▶ **REQUIREMENTS**: Copy each line exactly. Leave nothing out.

▶ **DATASET CONTENT**:
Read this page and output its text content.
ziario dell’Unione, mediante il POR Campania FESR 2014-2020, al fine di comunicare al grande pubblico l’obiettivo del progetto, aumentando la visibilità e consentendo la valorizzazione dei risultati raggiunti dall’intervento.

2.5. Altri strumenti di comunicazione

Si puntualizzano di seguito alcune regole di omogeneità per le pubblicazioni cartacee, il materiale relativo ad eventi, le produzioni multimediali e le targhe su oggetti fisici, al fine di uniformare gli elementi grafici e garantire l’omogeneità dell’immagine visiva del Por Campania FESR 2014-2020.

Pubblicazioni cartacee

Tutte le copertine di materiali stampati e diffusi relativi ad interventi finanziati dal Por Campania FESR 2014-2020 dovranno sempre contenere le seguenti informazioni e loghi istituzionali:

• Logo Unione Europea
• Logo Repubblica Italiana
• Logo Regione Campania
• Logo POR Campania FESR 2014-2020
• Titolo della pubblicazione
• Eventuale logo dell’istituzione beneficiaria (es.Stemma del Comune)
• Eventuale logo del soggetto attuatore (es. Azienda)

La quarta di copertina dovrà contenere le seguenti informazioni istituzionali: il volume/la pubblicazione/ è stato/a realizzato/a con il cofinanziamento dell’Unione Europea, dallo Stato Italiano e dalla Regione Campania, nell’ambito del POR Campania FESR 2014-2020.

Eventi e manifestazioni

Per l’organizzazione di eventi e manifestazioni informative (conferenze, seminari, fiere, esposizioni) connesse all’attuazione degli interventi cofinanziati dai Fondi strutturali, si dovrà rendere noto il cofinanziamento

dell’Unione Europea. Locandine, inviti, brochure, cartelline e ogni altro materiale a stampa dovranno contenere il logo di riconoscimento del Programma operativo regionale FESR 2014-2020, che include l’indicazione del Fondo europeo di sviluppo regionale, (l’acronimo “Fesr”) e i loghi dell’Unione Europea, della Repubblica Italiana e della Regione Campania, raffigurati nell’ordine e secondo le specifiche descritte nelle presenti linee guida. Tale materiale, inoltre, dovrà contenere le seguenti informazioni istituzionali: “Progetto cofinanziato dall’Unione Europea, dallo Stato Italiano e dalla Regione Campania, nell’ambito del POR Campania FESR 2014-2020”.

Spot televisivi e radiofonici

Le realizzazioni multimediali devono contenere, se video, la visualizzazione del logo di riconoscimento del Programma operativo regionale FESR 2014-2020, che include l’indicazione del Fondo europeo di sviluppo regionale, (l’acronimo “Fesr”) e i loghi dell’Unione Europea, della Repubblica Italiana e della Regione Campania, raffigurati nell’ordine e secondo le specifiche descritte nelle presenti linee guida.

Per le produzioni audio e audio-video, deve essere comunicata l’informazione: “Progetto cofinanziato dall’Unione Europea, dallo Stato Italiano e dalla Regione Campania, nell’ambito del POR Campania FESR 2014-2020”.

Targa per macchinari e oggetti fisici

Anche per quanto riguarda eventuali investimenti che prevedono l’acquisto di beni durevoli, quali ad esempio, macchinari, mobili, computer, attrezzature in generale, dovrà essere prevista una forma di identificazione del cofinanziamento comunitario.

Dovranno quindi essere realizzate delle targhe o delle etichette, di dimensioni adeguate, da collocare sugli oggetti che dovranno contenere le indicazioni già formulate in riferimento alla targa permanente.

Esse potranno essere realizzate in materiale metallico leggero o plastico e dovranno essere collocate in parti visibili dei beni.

▶ **WORKED ANSWER**:
Read this page and output its text content.
ziario dell’Unione, mediante il POR Campania FESR 2014-2020, al fine di comunicare al grande pubblico l’obiettivo del progetto, aumentando la visibilità e consentendo la valorizzazione dei risultati raggiunti dall’intervento.

2.5. Altri strumenti di comunicazione

Si puntualizzano di seguito alcune regole di omogeneità per le pubblicazioni cartacee, il materiale relativo ad eventi, le produzioni multimediali e le targhe su oggetti fisici, al fine di uniformare gli elementi grafici e garantire l’omogeneità dell’immagine visiva del Por Campania FESR 2014-2020.

Pubblicazioni cartacee

Tutte le copertine di materiali stampati e diffusi relativi ad interventi finanziati dal Por Campania FESR 2014-2020 dovranno sempre contenere le seguenti informazioni e loghi istituzionali:

• Logo Unione Europea
• Logo Repubblica Italiana
• Logo Regione Campania
• Logo POR Campania FESR 2014-2020
• Titolo della pubblicazione
• Eventuale logo dell’istituzione beneficiaria (es.Stemma del Comune)
• Eventuale logo del soggetto attuatore (es. Azienda)

La quarta di copertina dovrà contenere le seguenti informazioni istituzionali: il volume/la pubblicazione/ è stato/a realizzato/a con il cofinanziamento dell’Unione Europea, dallo Stato Italiano e dalla Regione Campania, nell’ambito del POR Campania FESR 2014-2020.

Eventi e manifestazioni

Per l’organizzazione di eventi e manifestazioni informative (conferenze, seminari, fiere, esposizioni) connesse all’attuazione degli interventi cofinanziati dai Fondi strutturali, si dovrà rendere noto il cofinanziamento

dell’Unione Europea. Locandine, inviti, brochure, cartelline e ogni altro materiale a stampa dovranno contenere il logo di riconoscimento del Programma operativo regionale FESR 2014-2020, che include l’indicazione del Fondo europeo di sviluppo regionale, (l’acronimo “Fesr”) e i loghi dell’Unione Europea, della Repubblica Italiana e della Regione Campania, raffigurati nell’ordine e secondo le specifiche descritte nelle presenti linee guida. Tale materiale, inoltre, dovrà contenere le seguenti informazioni istituzionali: “Progetto cofinanziato dall’Unione Europea, dallo Stato Italiano e dalla Regione Campania, nell’ambito del POR Campania FESR 2014-2020”.

Spot televisivi e radiofonici

Le realizzazioni multimediali devono contenere, se video, la visualizzazione del logo di riconoscimento del Programma operativo regionale FESR 2014-2020, che include l’indicazione del Fondo europeo di sviluppo regionale, (l’acronimo “Fesr”) e i loghi dell’Unione Europea, della Repubblica Italiana e della Regione Campania, raffigurati nell’ordine e secondo le specifiche descritte nelle presenti linee guida.

Per le produzioni audio e audio-video, deve essere comunicata l’informazione: “Progetto cofinanziato dall’Unione Europea, dallo Stato Italiano e dalla Regione Campania, nell’ambito del POR Campania FESR 2014-2020”.

Targa per macchinari e oggetti fisici

Anche per quanto riguarda eventuali investimenti che prevedono l’acquisto di beni durevoli, quali ad esempio, macchinari, mobili, computer, attrezzature in generale, dovrà essere prevista una forma di identificazione del cofinanziamento comunitario.

Dovranno quindi essere realizzate delle targhe o delle etichette, di dimensioni adeguate, da collocare sugli oggetti che dovranno contenere le indicazioni già formulate in riferimento alla targa permanente.

Esse potranno essere realizzate in materiale metallico leggero o plastico e dovranno essere collocate in parti visibili dei beni.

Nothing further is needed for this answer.